Count the lines below that contain the word "this", and report only that number.

[Dataset items]
----------
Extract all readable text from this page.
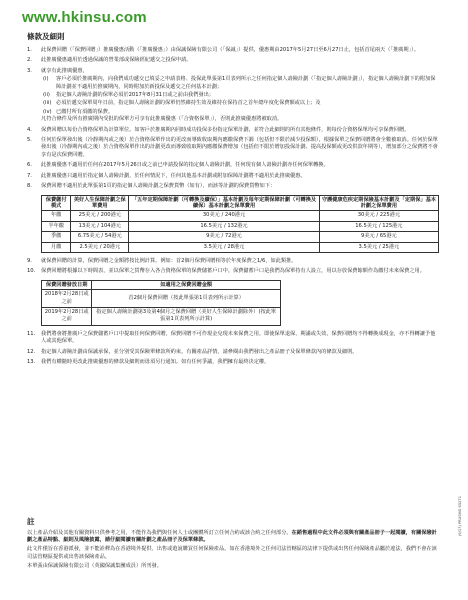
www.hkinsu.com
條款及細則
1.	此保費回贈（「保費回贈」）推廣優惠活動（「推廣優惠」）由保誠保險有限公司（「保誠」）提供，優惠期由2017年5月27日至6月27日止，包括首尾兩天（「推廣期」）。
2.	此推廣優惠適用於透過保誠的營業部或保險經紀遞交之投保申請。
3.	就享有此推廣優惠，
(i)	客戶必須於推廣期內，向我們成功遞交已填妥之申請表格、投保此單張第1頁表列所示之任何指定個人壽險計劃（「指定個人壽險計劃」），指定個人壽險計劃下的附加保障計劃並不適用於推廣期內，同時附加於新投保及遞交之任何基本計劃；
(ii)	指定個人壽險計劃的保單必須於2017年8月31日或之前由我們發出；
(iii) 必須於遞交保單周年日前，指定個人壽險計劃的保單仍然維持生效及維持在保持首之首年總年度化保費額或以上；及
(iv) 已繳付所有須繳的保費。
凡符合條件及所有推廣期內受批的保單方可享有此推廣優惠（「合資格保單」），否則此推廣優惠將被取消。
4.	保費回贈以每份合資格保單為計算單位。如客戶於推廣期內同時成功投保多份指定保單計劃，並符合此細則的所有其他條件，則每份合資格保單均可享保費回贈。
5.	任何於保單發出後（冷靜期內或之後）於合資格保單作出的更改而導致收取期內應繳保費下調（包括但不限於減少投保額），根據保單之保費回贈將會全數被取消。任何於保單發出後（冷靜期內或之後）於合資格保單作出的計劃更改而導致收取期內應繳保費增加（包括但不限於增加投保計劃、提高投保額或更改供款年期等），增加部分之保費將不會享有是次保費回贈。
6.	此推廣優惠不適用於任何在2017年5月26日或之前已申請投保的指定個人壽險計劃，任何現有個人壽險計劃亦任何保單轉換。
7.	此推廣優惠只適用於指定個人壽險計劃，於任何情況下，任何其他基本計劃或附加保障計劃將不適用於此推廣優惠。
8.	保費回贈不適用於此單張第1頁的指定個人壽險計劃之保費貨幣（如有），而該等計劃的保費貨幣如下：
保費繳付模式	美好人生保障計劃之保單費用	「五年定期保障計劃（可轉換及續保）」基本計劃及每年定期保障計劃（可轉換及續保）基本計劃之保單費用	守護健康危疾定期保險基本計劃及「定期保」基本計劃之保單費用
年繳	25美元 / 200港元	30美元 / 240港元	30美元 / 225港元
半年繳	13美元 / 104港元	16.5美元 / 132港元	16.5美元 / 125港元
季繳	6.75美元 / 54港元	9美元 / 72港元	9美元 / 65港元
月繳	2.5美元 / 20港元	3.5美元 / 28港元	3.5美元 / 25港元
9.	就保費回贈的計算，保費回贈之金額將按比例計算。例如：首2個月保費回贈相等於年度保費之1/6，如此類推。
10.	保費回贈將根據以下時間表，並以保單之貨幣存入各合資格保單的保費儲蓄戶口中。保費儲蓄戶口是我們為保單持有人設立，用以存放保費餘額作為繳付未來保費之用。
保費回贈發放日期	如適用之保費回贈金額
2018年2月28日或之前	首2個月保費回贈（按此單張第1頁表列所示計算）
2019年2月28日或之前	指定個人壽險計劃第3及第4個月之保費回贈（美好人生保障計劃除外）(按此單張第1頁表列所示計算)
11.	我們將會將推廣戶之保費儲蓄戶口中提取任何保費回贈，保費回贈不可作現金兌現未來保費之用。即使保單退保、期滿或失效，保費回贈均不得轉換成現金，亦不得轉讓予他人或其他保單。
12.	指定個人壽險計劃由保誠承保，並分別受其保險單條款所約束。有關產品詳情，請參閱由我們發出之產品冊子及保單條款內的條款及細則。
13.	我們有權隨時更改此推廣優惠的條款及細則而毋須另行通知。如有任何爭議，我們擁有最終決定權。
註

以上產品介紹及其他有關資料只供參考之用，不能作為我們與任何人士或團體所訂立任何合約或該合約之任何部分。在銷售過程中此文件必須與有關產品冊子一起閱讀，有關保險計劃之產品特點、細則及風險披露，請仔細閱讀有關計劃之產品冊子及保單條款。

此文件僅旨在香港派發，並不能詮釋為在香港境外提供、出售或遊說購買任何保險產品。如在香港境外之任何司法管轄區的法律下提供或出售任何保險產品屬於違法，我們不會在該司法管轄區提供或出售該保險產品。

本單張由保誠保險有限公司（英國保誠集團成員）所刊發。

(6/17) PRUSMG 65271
----------
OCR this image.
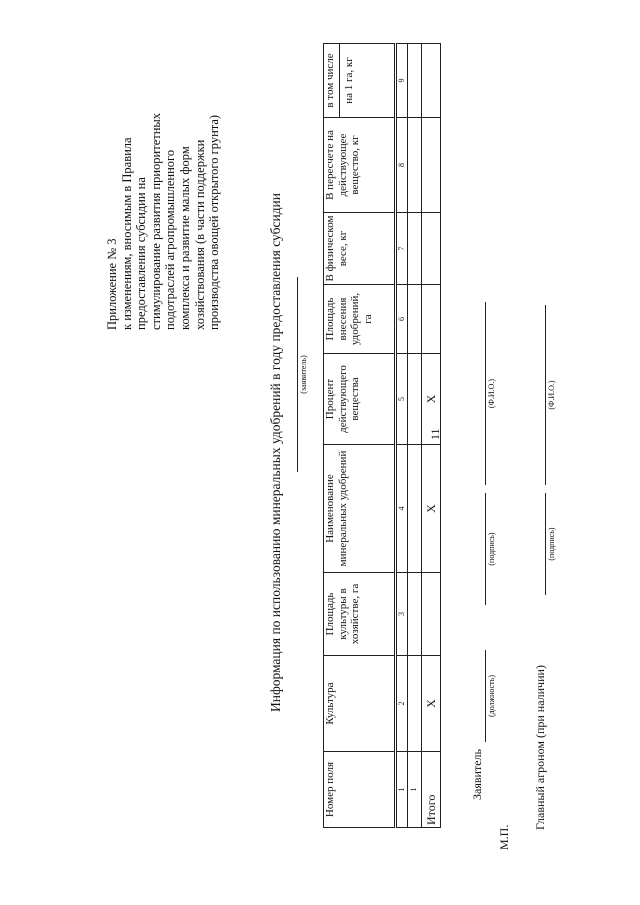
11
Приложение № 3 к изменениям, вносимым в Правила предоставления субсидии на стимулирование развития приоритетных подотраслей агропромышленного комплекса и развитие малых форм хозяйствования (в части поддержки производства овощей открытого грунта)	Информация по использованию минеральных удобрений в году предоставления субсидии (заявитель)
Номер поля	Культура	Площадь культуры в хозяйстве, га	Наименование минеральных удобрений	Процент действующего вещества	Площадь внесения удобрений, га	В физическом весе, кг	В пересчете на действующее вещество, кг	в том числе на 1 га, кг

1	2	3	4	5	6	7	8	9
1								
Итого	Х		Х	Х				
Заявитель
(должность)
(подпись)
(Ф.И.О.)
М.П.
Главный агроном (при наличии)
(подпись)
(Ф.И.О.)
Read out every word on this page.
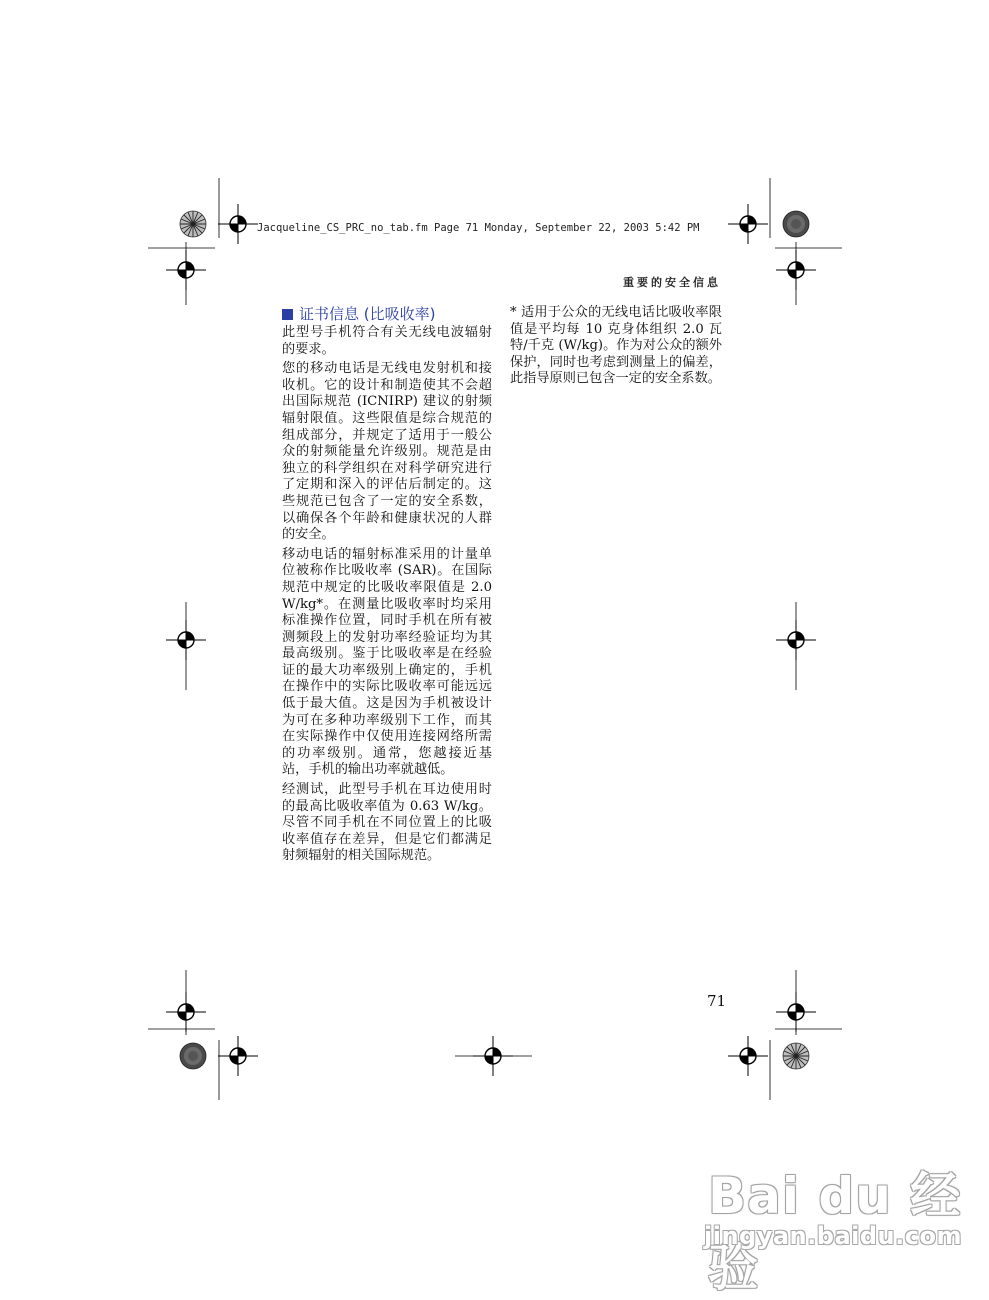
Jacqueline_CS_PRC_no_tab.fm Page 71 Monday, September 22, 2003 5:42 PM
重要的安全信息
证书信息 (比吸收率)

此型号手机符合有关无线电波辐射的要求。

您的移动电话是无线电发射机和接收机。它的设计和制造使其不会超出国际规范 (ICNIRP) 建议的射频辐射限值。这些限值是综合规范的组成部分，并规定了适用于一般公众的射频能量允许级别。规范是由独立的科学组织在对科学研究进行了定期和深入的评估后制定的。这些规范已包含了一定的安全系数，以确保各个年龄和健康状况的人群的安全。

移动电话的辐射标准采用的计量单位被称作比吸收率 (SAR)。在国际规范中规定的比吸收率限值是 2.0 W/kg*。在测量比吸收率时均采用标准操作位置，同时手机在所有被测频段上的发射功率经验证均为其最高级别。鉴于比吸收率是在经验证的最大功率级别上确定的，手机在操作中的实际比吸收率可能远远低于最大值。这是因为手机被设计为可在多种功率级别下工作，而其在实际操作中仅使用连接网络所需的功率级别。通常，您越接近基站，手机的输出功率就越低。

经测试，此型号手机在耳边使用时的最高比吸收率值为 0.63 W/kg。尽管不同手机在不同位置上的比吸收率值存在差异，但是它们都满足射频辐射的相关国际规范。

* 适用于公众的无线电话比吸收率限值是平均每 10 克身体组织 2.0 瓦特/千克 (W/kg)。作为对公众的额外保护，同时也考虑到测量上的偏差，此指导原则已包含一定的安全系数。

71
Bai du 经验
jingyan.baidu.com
----------
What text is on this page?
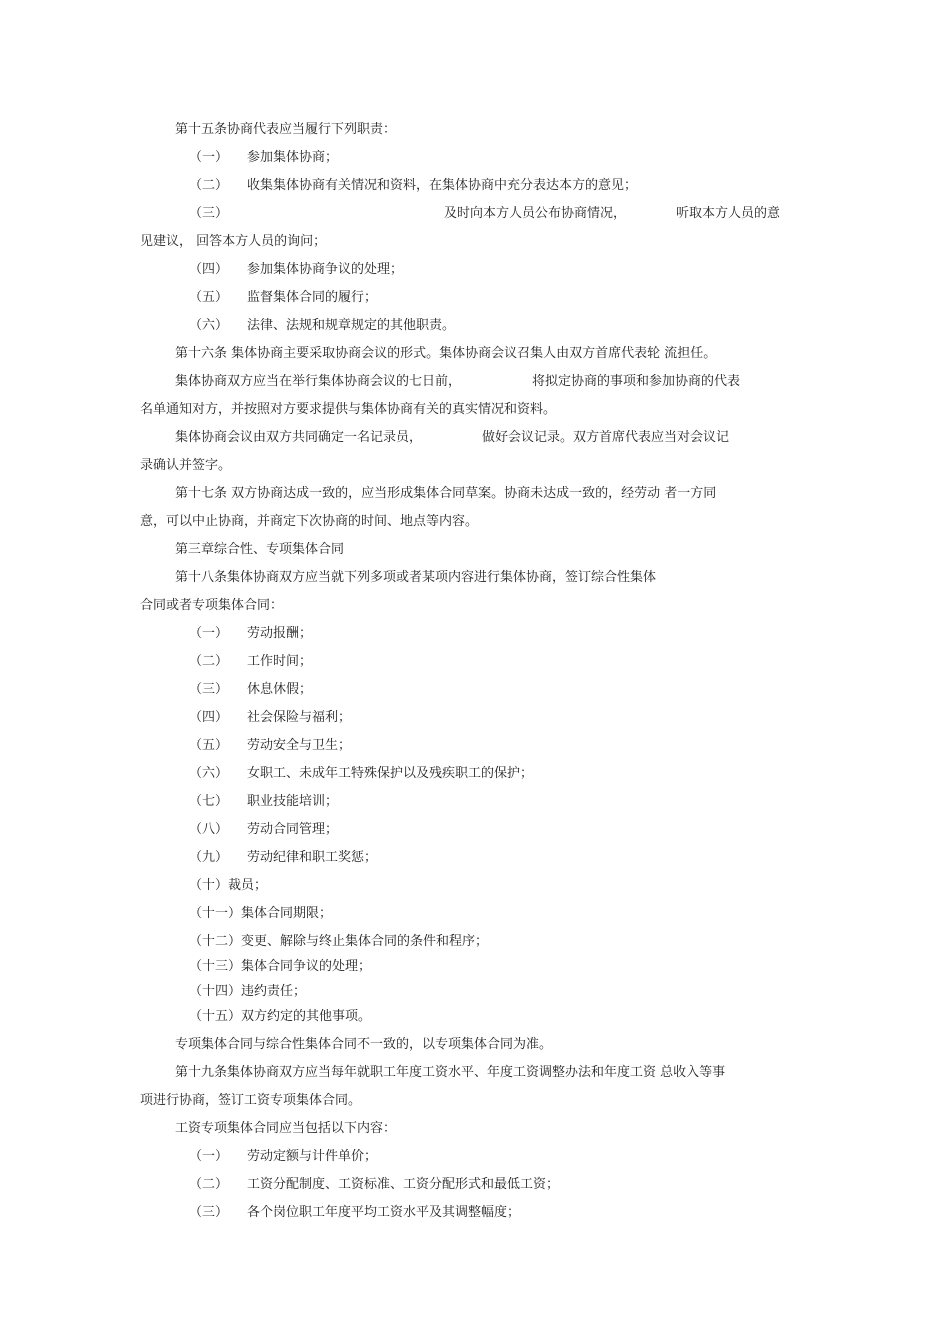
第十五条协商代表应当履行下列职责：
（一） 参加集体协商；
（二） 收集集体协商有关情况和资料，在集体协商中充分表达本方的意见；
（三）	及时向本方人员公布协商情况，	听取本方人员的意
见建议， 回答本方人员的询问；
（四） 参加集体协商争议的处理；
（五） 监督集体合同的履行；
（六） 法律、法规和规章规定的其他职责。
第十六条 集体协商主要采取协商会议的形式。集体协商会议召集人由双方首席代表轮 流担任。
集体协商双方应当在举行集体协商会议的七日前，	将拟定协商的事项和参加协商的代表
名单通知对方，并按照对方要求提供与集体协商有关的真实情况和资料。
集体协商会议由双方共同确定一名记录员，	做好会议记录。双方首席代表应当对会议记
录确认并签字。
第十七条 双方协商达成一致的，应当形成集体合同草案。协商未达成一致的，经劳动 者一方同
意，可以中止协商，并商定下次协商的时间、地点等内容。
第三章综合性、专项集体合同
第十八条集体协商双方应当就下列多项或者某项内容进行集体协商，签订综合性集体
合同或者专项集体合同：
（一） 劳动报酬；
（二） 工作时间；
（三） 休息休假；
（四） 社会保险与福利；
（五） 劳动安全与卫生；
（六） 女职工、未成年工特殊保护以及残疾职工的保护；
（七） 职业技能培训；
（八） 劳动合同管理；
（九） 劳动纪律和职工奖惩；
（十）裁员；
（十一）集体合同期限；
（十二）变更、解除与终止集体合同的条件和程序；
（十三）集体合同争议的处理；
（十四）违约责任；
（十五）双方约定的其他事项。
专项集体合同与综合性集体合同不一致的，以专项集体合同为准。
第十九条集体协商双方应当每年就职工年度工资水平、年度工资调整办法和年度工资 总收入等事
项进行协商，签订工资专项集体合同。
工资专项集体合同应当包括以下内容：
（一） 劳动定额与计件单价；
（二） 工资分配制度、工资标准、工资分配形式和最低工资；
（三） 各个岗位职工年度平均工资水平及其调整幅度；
----------
[COMPLETE RESPONSE] 4